List every line in this data where the string "type" occurs.

[Figure contents as structured data]

..............................

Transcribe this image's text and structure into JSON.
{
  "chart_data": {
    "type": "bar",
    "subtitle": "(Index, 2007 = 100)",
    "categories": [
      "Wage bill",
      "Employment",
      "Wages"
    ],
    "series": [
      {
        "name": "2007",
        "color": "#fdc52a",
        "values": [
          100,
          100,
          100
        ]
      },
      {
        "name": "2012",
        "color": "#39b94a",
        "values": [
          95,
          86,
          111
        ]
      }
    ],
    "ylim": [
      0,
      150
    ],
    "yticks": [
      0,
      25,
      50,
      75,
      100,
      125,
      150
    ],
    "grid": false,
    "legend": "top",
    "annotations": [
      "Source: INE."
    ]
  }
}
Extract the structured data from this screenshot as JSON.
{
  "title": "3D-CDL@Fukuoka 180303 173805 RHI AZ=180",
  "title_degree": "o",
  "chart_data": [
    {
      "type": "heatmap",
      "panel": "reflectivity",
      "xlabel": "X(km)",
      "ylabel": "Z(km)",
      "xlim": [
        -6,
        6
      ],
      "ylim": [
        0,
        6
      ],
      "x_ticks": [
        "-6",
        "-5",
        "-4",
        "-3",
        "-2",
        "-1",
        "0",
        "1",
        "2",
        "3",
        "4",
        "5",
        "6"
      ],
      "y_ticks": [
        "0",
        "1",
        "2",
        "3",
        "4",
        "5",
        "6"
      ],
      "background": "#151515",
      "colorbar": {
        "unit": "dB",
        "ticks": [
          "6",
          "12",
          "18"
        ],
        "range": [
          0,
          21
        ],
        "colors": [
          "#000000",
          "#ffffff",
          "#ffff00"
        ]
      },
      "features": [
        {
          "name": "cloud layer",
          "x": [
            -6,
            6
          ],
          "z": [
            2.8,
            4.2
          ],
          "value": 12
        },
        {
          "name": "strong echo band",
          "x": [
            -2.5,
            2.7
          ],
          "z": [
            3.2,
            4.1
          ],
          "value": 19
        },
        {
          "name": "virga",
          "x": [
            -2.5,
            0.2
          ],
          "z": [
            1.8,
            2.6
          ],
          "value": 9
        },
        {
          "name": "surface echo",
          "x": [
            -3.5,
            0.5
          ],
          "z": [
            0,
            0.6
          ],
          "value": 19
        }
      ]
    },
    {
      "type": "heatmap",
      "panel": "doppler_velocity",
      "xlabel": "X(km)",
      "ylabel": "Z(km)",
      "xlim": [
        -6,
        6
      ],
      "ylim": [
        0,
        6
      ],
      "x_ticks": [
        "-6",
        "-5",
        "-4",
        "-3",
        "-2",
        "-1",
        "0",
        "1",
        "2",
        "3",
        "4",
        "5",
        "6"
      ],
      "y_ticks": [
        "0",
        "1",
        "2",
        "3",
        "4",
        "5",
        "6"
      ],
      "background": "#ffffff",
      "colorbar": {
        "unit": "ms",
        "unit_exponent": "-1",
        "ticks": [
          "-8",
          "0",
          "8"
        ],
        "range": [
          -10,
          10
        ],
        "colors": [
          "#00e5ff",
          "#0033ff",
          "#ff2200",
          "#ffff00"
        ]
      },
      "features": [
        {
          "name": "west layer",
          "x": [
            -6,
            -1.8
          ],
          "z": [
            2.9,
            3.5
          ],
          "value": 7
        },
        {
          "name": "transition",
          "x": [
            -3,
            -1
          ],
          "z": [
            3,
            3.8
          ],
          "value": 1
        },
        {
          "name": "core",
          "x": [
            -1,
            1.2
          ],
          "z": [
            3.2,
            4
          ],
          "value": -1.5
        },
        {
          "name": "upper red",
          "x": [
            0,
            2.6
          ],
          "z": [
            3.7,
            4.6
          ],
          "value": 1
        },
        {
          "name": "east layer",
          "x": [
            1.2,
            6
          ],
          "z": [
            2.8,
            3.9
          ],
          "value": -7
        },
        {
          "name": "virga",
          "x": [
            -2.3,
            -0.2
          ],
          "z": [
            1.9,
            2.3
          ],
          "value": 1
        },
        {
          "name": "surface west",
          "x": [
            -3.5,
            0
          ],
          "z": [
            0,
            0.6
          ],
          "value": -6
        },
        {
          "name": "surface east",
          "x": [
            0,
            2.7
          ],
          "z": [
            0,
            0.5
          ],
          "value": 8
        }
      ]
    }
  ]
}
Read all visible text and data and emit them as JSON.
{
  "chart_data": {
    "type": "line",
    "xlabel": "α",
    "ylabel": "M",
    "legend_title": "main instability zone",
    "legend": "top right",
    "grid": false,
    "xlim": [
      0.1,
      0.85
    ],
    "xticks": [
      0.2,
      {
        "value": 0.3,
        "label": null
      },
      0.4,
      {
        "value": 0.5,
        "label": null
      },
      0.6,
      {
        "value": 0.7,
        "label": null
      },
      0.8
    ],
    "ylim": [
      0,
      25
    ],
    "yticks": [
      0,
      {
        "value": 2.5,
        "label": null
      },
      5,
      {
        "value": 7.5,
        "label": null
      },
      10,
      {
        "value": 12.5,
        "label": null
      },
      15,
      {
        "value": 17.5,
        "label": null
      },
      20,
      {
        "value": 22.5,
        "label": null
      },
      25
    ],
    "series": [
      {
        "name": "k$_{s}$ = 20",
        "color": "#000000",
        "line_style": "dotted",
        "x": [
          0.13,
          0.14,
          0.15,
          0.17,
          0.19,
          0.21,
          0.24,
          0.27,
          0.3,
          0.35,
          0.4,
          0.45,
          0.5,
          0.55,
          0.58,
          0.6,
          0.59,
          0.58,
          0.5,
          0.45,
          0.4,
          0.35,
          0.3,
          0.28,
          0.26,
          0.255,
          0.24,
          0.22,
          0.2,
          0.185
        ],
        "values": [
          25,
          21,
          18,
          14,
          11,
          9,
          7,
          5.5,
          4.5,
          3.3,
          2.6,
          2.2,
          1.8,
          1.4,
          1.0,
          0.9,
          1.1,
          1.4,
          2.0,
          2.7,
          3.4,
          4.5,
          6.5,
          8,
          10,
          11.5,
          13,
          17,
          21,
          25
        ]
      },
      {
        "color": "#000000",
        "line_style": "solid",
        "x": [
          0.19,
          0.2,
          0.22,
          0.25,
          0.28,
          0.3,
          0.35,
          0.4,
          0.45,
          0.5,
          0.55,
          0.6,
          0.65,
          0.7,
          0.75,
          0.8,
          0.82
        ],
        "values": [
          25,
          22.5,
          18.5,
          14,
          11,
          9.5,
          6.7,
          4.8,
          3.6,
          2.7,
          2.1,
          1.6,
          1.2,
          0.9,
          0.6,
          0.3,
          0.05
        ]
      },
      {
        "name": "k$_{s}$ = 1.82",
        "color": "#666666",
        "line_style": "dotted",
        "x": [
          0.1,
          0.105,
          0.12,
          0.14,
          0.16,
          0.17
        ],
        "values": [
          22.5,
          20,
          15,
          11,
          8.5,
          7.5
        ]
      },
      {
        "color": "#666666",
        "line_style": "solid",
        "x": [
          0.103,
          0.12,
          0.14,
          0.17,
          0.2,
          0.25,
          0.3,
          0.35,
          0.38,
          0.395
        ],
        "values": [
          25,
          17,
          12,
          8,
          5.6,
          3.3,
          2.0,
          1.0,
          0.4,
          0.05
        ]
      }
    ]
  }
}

..............................

> _RESULT BELOW_:
    "type": "bar",
      "type": "heatmap",
      "type": "heatmap",
    "type": "line",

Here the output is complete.